▸ **What is being asked**
Leave out the pictures and transcribe everything else exactly.

▸ **Given records**
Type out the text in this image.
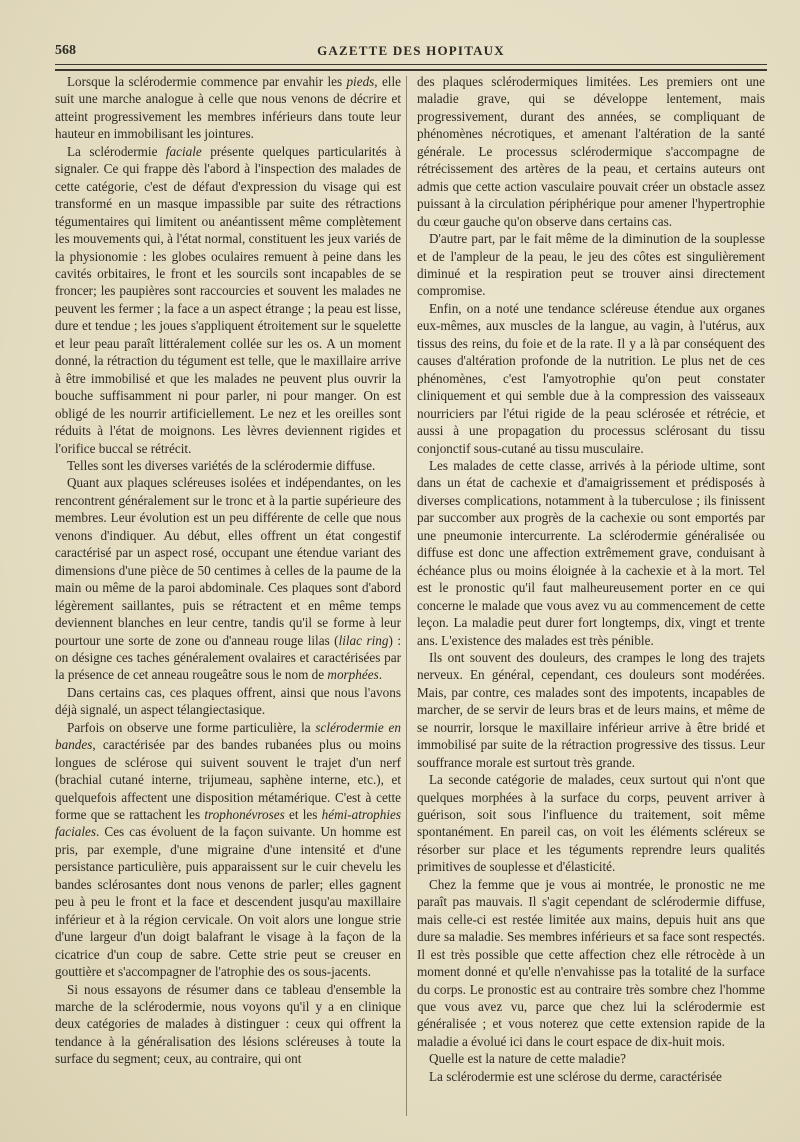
568	GAZETTE DES HOPITAUX

Lorsque la sclérodermie commence par envahir les pieds, elle suit une marche analogue à celle que nous venons de décrire et atteint progressivement les membres inférieurs dans toute leur hauteur en immobilisant les jointures.

La sclérodermie faciale présente quelques particularités à signaler. Ce qui frappe dès l'abord à l'inspection des malades de cette catégorie, c'est de défaut d'expression du visage qui est transformé en un masque impassible par suite des rétractions tégumentaires qui limitent ou anéantissent même complètement les mouvements qui, à l'état normal, constituent les jeux variés de la physionomie : les globes oculaires remuent à peine dans les cavités orbitaires, le front et les sourcils sont incapables de se froncer; les paupières sont raccourcies et souvent les malades ne peuvent les fermer ; la face a un aspect étrange ; la peau est lisse, dure et tendue ; les joues s'appliquent étroitement sur le squelette et leur peau paraît littéralement collée sur les os. A un moment donné, la rétraction du tégument est telle, que le maxillaire arrive à être immobilisé et que les malades ne peuvent plus ouvrir la bouche suffisamment ni pour parler, ni pour manger. On est obligé de les nourrir artificiellement. Le nez et les oreilles sont réduits à l'état de moignons. Les lèvres deviennent rigides et l'orifice buccal se rétrécit.

Telles sont les diverses variétés de la sclérodermie diffuse.

Quant aux plaques scléreuses isolées et indépendantes, on les rencontrent généralement sur le tronc et à la partie supérieure des membres. Leur évolution est un peu différente de celle que nous venons d'indiquer. Au début, elles offrent un état congestif caractérisé par un aspect rosé, occupant une étendue variant des dimensions d'une pièce de 50 centimes à celles de la paume de la main ou même de la paroi abdominale. Ces plaques sont d'abord légèrement saillantes, puis se rétractent et en même temps deviennent blanches en leur centre, tandis qu'il se forme à leur pourtour une sorte de zone ou d'anneau rouge lilas (lilac ring) : on désigne ces taches généralement ovalaires et caractérisées par la présence de cet anneau rougeâtre sous le nom de morphées.

Dans certains cas, ces plaques offrent, ainsi que nous l'avons déjà signalé, un aspect télangiectasique.

Parfois on observe une forme particulière, la sclérodermie en bandes, caractérisée par des bandes rubanées plus ou moins longues de sclérose qui suivent souvent le trajet d'un nerf (brachial cutané interne, trijumeau, saphène interne, etc.), et quelquefois affectent une disposition métamérique. C'est à cette forme que se rattachent les trophonévroses et les hémi-atrophies faciales. Ces cas évoluent de la façon suivante. Un homme est pris, par exemple, d'une migraine d'une intensité et d'une persistance particulière, puis apparaissent sur le cuir chevelu les bandes sclérosantes dont nous venons de parler; elles gagnent peu à peu le front et la face et descendent jusqu'au maxillaire inférieur et à la région cervicale. On voit alors une longue strie d'une largeur d'un doigt balafrant le visage à la façon de la cicatrice d'un coup de sabre. Cette strie peut se creuser en gouttière et s'accompagner de l'atrophie des os sous-jacents.

Si nous essayons de résumer dans ce tableau d'ensemble la marche de la sclérodermie, nous voyons qu'il y a en clinique deux catégories de malades à distinguer : ceux qui offrent la tendance à la généralisation des lésions scléreuses à toute la surface du segment; ceux, au contraire, qui ont

des plaques sclérodermiques limitées. Les premiers ont une maladie grave, qui se développe lentement, mais progressivement, durant des années, se compliquant de phénomènes nécrotiques, et amenant l'altération de la santé générale. Le processus sclérodermique s'accompagne de rétrécissement des artères de la peau, et certains auteurs ont admis que cette action vasculaire pouvait créer un obstacle assez puissant à la circulation périphérique pour amener l'hypertrophie du cœur gauche qu'on observe dans certains cas.

D'autre part, par le fait même de la diminution de la souplesse et de l'ampleur de la peau, le jeu des côtes est singulièrement diminué et la respiration peut se trouver ainsi directement compromise.

Enfin, on a noté une tendance scléreuse étendue aux organes eux-mêmes, aux muscles de la langue, au vagin, à l'utérus, aux tissus des reins, du foie et de la rate. Il y a là par conséquent des causes d'altération profonde de la nutrition. Le plus net de ces phénomènes, c'est l'amyotrophie qu'on peut constater cliniquement et qui semble due à la compression des vaisseaux nourriciers par l'étui rigide de la peau sclérosée et rétrécie, et aussi à une propagation du processus sclérosant du tissu conjonctif sous-cutané au tissu musculaire.

Les malades de cette classe, arrivés à la période ultime, sont dans un état de cachexie et d'amaigrissement et prédisposés à diverses complications, notamment à la tuberculose ; ils finissent par succomber aux progrès de la cachexie ou sont emportés par une pneumonie intercurrente. La sclérodermie généralisée ou diffuse est donc une affection extrêmement grave, conduisant à échéance plus ou moins éloignée à la cachexie et à la mort. Tel est le pronostic qu'il faut malheureusement porter en ce qui concerne le malade que vous avez vu au commencement de cette leçon. La maladie peut durer fort longtemps, dix, vingt et trente ans. L'existence des malades est très pénible.

Ils ont souvent des douleurs, des crampes le long des trajets nerveux. En général, cependant, ces douleurs sont modérées. Mais, par contre, ces malades sont des impotents, incapables de marcher, de se servir de leurs bras et de leurs mains, et même de se nourrir, lorsque le maxillaire inférieur arrive à être bridé et immobilisé par suite de la rétraction progressive des tissus. Leur souffrance morale est surtout très grande.

La seconde catégorie de malades, ceux surtout qui n'ont que quelques morphées à la surface du corps, peuvent arriver à guérison, soit sous l'influence du traitement, soit même spontanément. En pareil cas, on voit les éléments scléreux se résorber sur place et les téguments reprendre leurs qualités primitives de souplesse et d'élasticité.

Chez la femme que je vous ai montrée, le pronostic ne me paraît pas mauvais. Il s'agit cependant de sclérodermie diffuse, mais celle-ci est restée limitée aux mains, depuis huit ans que dure sa maladie. Ses membres inférieurs et sa face sont respectés. Il est très possible que cette affection chez elle rétrocède à un moment donné et qu'elle n'envahisse pas la totalité de la surface du corps. Le pronostic est au contraire très sombre chez l'homme que vous avez vu, parce que chez lui la sclérodermie est généralisée ; et vous noterez que cette extension rapide de la maladie a évolué ici dans le court espace de dix-huit mois.

Quelle est la nature de cette maladie?

La sclérodermie est une sclérose du derme, caractérisée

▸ **Correct output**
Type out the text in this image.
568	GAZETTE DES HOPITAUX

Lorsque la sclérodermie commence par envahir les pieds, elle suit une marche analogue à celle que nous venons de décrire et atteint progressivement les membres inférieurs dans toute leur hauteur en immobilisant les jointures.

La sclérodermie faciale présente quelques particularités à signaler. Ce qui frappe dès l'abord à l'inspection des malades de cette catégorie, c'est de défaut d'expression du visage qui est transformé en un masque impassible par suite des rétractions tégumentaires qui limitent ou anéantissent même complètement les mouvements qui, à l'état normal, constituent les jeux variés de la physionomie : les globes oculaires remuent à peine dans les cavités orbitaires, le front et les sourcils sont incapables de se froncer; les paupières sont raccourcies et souvent les malades ne peuvent les fermer ; la face a un aspect étrange ; la peau est lisse, dure et tendue ; les joues s'appliquent étroitement sur le squelette et leur peau paraît littéralement collée sur les os. A un moment donné, la rétraction du tégument est telle, que le maxillaire arrive à être immobilisé et que les malades ne peuvent plus ouvrir la bouche suffisamment ni pour parler, ni pour manger. On est obligé de les nourrir artificiellement. Le nez et les oreilles sont réduits à l'état de moignons. Les lèvres deviennent rigides et l'orifice buccal se rétrécit.

Telles sont les diverses variétés de la sclérodermie diffuse.

Quant aux plaques scléreuses isolées et indépendantes, on les rencontrent généralement sur le tronc et à la partie supérieure des membres. Leur évolution est un peu différente de celle que nous venons d'indiquer. Au début, elles offrent un état congestif caractérisé par un aspect rosé, occupant une étendue variant des dimensions d'une pièce de 50 centimes à celles de la paume de la main ou même de la paroi abdominale. Ces plaques sont d'abord légèrement saillantes, puis se rétractent et en même temps deviennent blanches en leur centre, tandis qu'il se forme à leur pourtour une sorte de zone ou d'anneau rouge lilas (lilac ring) : on désigne ces taches généralement ovalaires et caractérisées par la présence de cet anneau rougeâtre sous le nom de morphées.

Dans certains cas, ces plaques offrent, ainsi que nous l'avons déjà signalé, un aspect télangiectasique.

Parfois on observe une forme particulière, la sclérodermie en bandes, caractérisée par des bandes rubanées plus ou moins longues de sclérose qui suivent souvent le trajet d'un nerf (brachial cutané interne, trijumeau, saphène interne, etc.), et quelquefois affectent une disposition métamérique. C'est à cette forme que se rattachent les trophonévroses et les hémi-atrophies faciales. Ces cas évoluent de la façon suivante. Un homme est pris, par exemple, d'une migraine d'une intensité et d'une persistance particulière, puis apparaissent sur le cuir chevelu les bandes sclérosantes dont nous venons de parler; elles gagnent peu à peu le front et la face et descendent jusqu'au maxillaire inférieur et à la région cervicale. On voit alors une longue strie d'une largeur d'un doigt balafrant le visage à la façon de la cicatrice d'un coup de sabre. Cette strie peut se creuser en gouttière et s'accompagner de l'atrophie des os sous-jacents.

Si nous essayons de résumer dans ce tableau d'ensemble la marche de la sclérodermie, nous voyons qu'il y a en clinique deux catégories de malades à distinguer : ceux qui offrent la tendance à la généralisation des lésions scléreuses à toute la surface du segment; ceux, au contraire, qui ont

des plaques sclérodermiques limitées. Les premiers ont une maladie grave, qui se développe lentement, mais progressivement, durant des années, se compliquant de phénomènes nécrotiques, et amenant l'altération de la santé générale. Le processus sclérodermique s'accompagne de rétrécissement des artères de la peau, et certains auteurs ont admis que cette action vasculaire pouvait créer un obstacle assez puissant à la circulation périphérique pour amener l'hypertrophie du cœur gauche qu'on observe dans certains cas.

D'autre part, par le fait même de la diminution de la souplesse et de l'ampleur de la peau, le jeu des côtes est singulièrement diminué et la respiration peut se trouver ainsi directement compromise.

Enfin, on a noté une tendance scléreuse étendue aux organes eux-mêmes, aux muscles de la langue, au vagin, à l'utérus, aux tissus des reins, du foie et de la rate. Il y a là par conséquent des causes d'altération profonde de la nutrition. Le plus net de ces phénomènes, c'est l'amyotrophie qu'on peut constater cliniquement et qui semble due à la compression des vaisseaux nourriciers par l'étui rigide de la peau sclérosée et rétrécie, et aussi à une propagation du processus sclérosant du tissu conjonctif sous-cutané au tissu musculaire.

Les malades de cette classe, arrivés à la période ultime, sont dans un état de cachexie et d'amaigrissement et prédisposés à diverses complications, notamment à la tuberculose ; ils finissent par succomber aux progrès de la cachexie ou sont emportés par une pneumonie intercurrente. La sclérodermie généralisée ou diffuse est donc une affection extrêmement grave, conduisant à échéance plus ou moins éloignée à la cachexie et à la mort. Tel est le pronostic qu'il faut malheureusement porter en ce qui concerne le malade que vous avez vu au commencement de cette leçon. La maladie peut durer fort longtemps, dix, vingt et trente ans. L'existence des malades est très pénible.

Ils ont souvent des douleurs, des crampes le long des trajets nerveux. En général, cependant, ces douleurs sont modérées. Mais, par contre, ces malades sont des impotents, incapables de marcher, de se servir de leurs bras et de leurs mains, et même de se nourrir, lorsque le maxillaire inférieur arrive à être bridé et immobilisé par suite de la rétraction progressive des tissus. Leur souffrance morale est surtout très grande.

La seconde catégorie de malades, ceux surtout qui n'ont que quelques morphées à la surface du corps, peuvent arriver à guérison, soit sous l'influence du traitement, soit même spontanément. En pareil cas, on voit les éléments scléreux se résorber sur place et les téguments reprendre leurs qualités primitives de souplesse et d'élasticité.

Chez la femme que je vous ai montrée, le pronostic ne me paraît pas mauvais. Il s'agit cependant de sclérodermie diffuse, mais celle-ci est restée limitée aux mains, depuis huit ans que dure sa maladie. Ses membres inférieurs et sa face sont respectés. Il est très possible que cette affection chez elle rétrocède à un moment donné et qu'elle n'envahisse pas la totalité de la surface du corps. Le pronostic est au contraire très sombre chez l'homme que vous avez vu, parce que chez lui la sclérodermie est généralisée ; et vous noterez que cette extension rapide de la maladie a évolué ici dans le court espace de dix-huit mois.

Quelle est la nature de cette maladie?

La sclérodermie est une sclérose du derme, caractérisée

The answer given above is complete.